(Part of a data file)

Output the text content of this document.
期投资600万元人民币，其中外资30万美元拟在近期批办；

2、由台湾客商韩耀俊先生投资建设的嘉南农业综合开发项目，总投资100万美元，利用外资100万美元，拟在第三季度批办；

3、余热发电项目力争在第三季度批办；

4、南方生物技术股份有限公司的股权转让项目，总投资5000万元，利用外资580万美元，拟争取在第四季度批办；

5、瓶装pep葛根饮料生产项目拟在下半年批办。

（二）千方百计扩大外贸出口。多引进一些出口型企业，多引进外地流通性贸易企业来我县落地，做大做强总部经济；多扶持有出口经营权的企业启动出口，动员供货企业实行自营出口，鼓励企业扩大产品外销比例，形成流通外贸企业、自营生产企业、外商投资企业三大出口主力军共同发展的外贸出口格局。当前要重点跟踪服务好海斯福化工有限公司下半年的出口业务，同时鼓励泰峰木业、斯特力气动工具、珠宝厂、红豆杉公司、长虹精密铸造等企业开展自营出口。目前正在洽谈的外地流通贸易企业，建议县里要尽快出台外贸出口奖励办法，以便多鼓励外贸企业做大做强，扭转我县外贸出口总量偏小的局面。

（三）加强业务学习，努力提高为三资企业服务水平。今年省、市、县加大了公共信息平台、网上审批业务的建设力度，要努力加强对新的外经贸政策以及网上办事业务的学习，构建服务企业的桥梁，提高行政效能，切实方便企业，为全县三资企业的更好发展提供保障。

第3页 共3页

#### THE TASK:
Please reproduce every line of the material word for word.

#### FINAL RESULT:
Output the text content of this document.
期投资600万元人民币，其中外资30万美元拟在近期批办；

2、由台湾客商韩耀俊先生投资建设的嘉南农业综合开发项目，总投资100万美元，利用外资100万美元，拟在第三季度批办；

3、余热发电项目力争在第三季度批办；

4、南方生物技术股份有限公司的股权转让项目，总投资5000万元，利用外资580万美元，拟争取在第四季度批办；

5、瓶装pep葛根饮料生产项目拟在下半年批办。

（二）千方百计扩大外贸出口。多引进一些出口型企业，多引进外地流通性贸易企业来我县落地，做大做强总部经济；多扶持有出口经营权的企业启动出口，动员供货企业实行自营出口，鼓励企业扩大产品外销比例，形成流通外贸企业、自营生产企业、外商投资企业三大出口主力军共同发展的外贸出口格局。当前要重点跟踪服务好海斯福化工有限公司下半年的出口业务，同时鼓励泰峰木业、斯特力气动工具、珠宝厂、红豆杉公司、长虹精密铸造等企业开展自营出口。目前正在洽谈的外地流通贸易企业，建议县里要尽快出台外贸出口奖励办法，以便多鼓励外贸企业做大做强，扭转我县外贸出口总量偏小的局面。

（三）加强业务学习，努力提高为三资企业服务水平。今年省、市、县加大了公共信息平台、网上审批业务的建设力度，要努力加强对新的外经贸政策以及网上办事业务的学习，构建服务企业的桥梁，提高行政效能，切实方便企业，为全县三资企业的更好发展提供保障。

第3页 共3页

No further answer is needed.